* Start TASK INPUTS *
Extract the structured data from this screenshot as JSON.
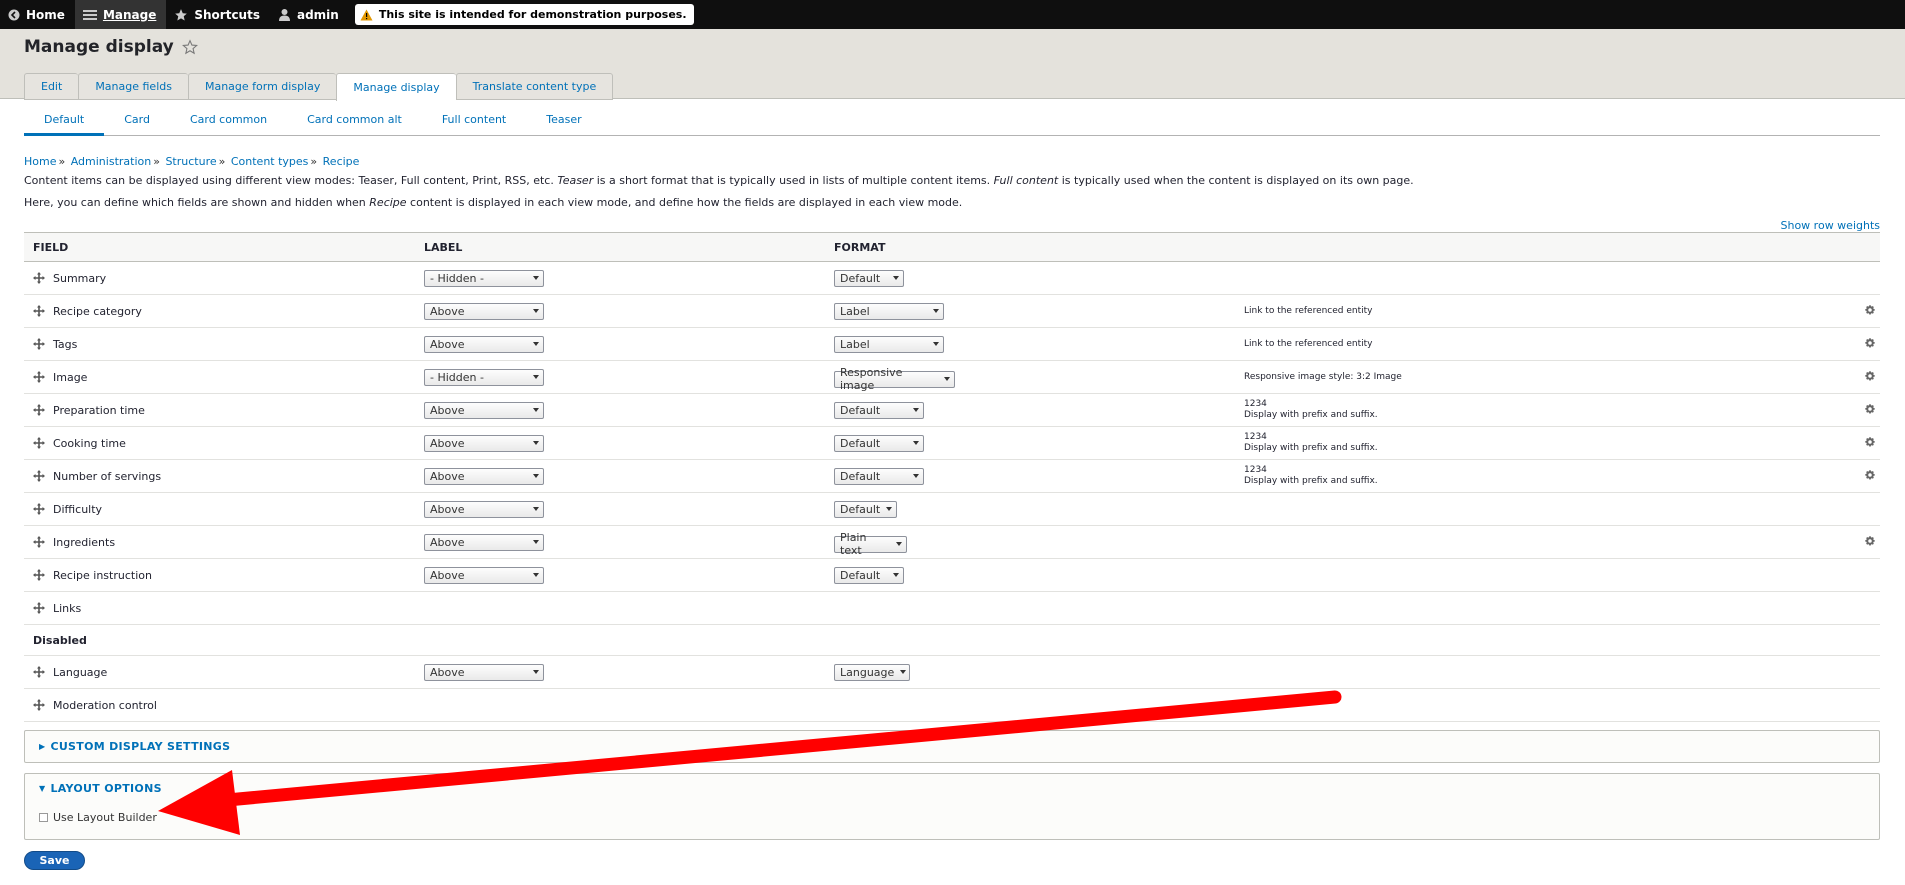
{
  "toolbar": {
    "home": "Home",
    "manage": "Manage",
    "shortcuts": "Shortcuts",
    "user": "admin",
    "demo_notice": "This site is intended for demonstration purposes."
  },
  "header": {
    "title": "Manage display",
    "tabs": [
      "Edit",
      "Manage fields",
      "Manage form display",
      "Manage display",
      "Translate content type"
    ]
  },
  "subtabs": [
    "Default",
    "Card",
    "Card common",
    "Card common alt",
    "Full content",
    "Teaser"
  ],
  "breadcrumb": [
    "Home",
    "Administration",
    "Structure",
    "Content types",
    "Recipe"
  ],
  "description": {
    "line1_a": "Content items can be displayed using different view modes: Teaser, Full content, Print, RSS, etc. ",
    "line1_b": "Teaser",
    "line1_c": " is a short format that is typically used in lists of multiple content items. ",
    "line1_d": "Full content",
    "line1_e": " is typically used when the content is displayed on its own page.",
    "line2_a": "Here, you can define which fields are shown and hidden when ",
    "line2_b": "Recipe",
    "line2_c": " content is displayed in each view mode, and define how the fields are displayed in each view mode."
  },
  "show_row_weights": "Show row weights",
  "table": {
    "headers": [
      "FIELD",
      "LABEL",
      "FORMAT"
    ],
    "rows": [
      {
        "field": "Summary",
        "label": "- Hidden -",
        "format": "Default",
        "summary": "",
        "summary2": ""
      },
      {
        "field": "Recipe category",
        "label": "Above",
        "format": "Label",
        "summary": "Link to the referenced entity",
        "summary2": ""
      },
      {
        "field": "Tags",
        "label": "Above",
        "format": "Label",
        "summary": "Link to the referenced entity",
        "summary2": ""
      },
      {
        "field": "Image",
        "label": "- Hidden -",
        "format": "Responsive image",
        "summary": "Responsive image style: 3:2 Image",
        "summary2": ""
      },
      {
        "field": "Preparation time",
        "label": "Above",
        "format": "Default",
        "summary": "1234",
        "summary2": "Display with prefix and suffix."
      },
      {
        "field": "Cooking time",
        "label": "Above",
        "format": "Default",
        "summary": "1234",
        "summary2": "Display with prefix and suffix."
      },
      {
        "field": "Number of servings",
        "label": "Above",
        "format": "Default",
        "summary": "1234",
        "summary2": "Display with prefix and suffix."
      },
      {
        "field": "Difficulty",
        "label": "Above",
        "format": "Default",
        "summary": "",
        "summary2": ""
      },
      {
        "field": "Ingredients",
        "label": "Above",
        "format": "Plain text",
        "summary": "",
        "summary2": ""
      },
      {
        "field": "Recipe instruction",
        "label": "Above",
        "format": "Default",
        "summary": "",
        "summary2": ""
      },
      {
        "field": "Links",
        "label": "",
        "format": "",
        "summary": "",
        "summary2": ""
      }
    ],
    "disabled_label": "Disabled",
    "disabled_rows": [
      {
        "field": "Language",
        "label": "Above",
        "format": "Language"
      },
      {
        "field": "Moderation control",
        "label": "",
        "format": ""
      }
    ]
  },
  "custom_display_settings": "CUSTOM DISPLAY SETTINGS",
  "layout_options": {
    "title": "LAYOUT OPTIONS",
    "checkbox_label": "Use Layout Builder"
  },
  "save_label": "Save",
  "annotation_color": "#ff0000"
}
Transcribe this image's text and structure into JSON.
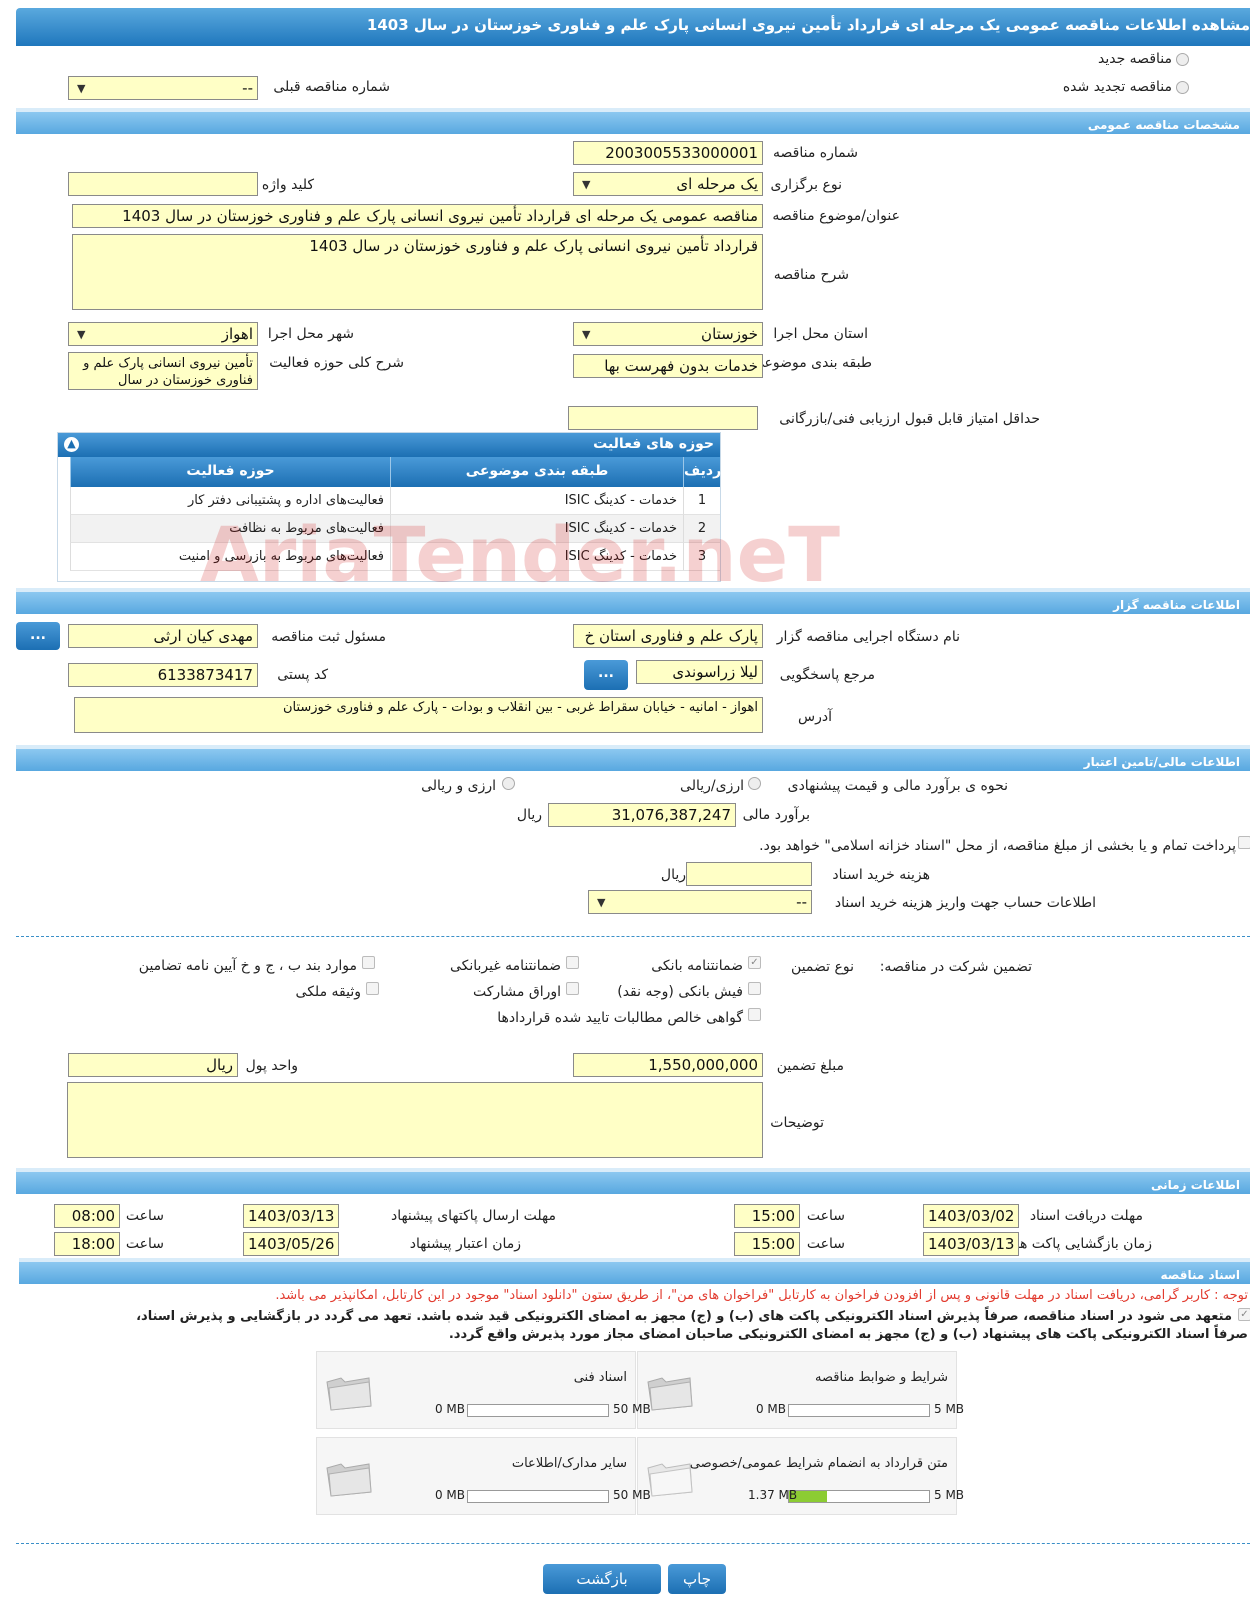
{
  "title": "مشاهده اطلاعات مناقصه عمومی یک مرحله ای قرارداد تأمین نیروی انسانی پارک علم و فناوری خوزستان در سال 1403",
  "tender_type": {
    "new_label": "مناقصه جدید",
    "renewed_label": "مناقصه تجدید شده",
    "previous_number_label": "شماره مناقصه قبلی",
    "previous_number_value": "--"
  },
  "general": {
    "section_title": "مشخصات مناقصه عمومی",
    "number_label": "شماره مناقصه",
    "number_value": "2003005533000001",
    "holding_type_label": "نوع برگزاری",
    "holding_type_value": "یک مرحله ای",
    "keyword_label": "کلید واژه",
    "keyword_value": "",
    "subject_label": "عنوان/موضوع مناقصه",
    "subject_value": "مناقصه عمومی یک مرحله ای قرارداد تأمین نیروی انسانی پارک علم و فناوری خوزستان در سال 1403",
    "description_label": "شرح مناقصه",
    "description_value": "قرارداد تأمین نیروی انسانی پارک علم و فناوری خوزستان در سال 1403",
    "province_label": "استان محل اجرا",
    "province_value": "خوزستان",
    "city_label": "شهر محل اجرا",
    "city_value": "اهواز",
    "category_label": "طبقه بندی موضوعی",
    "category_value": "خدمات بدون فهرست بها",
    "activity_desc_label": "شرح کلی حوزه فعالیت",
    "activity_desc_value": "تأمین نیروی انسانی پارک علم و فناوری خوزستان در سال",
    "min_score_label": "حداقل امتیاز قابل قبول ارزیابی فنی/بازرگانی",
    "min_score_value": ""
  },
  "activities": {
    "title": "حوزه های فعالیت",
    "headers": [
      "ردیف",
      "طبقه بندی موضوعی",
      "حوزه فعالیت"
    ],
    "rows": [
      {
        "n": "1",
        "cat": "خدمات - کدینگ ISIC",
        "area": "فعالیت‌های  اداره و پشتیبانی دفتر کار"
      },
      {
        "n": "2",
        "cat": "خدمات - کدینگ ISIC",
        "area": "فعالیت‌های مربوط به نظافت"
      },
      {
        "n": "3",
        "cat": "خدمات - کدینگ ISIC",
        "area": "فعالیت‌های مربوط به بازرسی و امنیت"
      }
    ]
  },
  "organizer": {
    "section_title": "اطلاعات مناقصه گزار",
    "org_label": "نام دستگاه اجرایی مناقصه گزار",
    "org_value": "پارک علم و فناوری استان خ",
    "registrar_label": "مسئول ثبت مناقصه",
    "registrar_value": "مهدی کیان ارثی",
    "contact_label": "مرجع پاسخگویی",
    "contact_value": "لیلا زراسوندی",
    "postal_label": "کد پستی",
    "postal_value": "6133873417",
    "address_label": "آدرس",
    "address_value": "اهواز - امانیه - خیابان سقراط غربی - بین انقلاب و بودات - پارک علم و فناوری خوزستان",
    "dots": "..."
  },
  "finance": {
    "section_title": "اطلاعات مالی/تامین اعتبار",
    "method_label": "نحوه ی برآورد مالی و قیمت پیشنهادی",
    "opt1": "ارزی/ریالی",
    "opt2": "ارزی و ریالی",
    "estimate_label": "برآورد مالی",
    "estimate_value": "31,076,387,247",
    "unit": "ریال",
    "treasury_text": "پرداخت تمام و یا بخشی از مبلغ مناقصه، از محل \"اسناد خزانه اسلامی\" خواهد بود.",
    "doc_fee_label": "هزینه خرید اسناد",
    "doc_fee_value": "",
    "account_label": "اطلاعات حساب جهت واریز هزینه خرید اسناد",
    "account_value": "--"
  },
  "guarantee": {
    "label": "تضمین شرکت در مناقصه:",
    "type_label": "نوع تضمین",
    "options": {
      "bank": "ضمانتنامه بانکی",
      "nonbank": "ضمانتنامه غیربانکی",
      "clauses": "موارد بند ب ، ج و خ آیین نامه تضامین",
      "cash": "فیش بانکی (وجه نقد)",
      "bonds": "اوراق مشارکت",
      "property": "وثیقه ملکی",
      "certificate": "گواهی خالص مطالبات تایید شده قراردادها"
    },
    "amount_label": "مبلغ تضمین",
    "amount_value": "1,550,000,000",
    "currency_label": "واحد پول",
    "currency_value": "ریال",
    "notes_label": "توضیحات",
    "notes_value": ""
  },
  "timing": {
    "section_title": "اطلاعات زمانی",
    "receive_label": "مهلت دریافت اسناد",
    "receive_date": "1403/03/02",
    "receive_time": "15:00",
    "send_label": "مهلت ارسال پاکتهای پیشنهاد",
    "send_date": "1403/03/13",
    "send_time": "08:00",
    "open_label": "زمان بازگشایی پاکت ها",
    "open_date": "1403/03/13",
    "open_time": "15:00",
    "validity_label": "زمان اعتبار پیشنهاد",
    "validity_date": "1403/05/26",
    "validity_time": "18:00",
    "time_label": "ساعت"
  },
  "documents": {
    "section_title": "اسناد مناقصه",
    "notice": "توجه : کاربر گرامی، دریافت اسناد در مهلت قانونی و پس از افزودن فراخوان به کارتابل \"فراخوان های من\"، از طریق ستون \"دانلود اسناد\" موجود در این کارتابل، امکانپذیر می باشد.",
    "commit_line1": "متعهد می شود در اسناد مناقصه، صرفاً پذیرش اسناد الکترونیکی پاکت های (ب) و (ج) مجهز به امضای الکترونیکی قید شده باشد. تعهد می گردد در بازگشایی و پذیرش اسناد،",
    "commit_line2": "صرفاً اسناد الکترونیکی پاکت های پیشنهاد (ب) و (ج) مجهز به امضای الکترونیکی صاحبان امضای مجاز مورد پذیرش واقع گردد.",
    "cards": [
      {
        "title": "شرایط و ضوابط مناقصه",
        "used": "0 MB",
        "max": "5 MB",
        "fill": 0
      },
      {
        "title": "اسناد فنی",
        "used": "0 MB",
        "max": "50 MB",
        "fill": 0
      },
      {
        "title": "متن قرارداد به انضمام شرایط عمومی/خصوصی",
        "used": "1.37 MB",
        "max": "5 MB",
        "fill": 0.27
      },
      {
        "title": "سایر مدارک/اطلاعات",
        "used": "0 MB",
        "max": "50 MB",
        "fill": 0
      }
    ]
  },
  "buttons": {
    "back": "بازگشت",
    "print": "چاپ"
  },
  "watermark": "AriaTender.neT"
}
* End TASK INPUTS *
▸ **WRITTEN EXERCISE**
Gather each line from the listing above that holds "دریافت".

▸ **RESULT FOR THIS EXERCISE**
    "receive_label": "مهلت دریافت اسناد",
    "notice": "توجه : کاربر گرامی، دریافت اسناد در مهلت قانونی و پس از افزودن فراخوان به کارتابل \"فراخوان های من\"، از طریق ستون \"دانلود اسناد\" موجود در این کارتابل، امکانپذیر می باشد.",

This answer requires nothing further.